■ **Given request**
Determine the count of lines holding the string "text". Return only the number.

— Start —

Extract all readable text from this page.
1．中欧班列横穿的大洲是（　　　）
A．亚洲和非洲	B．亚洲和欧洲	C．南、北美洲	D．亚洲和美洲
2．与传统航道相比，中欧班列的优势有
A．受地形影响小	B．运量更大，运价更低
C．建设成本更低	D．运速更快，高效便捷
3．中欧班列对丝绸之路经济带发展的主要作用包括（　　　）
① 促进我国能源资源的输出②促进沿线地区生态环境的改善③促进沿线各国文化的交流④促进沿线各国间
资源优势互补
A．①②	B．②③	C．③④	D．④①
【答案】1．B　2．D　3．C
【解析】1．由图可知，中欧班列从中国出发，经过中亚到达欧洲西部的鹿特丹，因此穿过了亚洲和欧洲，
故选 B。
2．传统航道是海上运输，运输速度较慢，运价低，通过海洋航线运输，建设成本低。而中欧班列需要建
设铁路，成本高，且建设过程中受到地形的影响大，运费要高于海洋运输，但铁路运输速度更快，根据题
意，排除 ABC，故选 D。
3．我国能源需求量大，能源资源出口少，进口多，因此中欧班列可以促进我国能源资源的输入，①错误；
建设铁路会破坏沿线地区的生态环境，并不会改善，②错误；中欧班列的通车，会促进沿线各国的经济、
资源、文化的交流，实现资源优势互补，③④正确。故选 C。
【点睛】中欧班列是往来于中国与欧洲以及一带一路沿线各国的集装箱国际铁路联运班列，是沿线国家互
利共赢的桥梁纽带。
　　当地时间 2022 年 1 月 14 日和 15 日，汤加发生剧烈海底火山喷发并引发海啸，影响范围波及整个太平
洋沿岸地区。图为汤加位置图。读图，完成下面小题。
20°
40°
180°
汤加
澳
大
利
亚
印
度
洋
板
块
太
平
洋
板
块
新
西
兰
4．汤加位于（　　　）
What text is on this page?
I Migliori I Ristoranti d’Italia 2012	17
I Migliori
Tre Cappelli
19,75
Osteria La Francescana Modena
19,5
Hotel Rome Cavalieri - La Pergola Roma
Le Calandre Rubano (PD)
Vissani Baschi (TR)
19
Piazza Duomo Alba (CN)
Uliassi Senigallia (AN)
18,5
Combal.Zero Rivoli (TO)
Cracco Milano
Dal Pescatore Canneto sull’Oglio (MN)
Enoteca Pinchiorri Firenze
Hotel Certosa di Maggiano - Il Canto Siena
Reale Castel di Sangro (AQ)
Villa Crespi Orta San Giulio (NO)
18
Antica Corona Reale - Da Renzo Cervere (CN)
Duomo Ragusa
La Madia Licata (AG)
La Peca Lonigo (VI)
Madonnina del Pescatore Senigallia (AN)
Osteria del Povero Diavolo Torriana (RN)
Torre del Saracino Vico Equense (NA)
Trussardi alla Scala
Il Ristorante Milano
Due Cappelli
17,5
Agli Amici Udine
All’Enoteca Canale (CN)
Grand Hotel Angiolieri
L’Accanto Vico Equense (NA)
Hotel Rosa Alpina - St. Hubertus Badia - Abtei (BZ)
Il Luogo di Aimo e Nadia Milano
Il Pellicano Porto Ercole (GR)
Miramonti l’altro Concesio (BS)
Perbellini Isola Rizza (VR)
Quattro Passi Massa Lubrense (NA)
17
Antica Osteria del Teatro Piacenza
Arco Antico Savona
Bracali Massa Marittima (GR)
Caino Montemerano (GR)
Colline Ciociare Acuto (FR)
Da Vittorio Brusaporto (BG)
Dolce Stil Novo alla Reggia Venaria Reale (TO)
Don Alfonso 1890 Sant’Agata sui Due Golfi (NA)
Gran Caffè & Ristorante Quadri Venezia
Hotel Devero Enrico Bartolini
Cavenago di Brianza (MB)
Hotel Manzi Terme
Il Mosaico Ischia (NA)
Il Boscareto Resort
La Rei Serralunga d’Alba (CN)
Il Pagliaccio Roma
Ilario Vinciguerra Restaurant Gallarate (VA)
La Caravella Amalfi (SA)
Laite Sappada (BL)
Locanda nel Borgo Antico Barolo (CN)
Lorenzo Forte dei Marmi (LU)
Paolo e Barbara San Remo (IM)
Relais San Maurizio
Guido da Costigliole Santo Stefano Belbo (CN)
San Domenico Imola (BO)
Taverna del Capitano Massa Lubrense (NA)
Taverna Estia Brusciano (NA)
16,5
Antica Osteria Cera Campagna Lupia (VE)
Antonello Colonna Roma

— End —

■ **Answer to the task**
2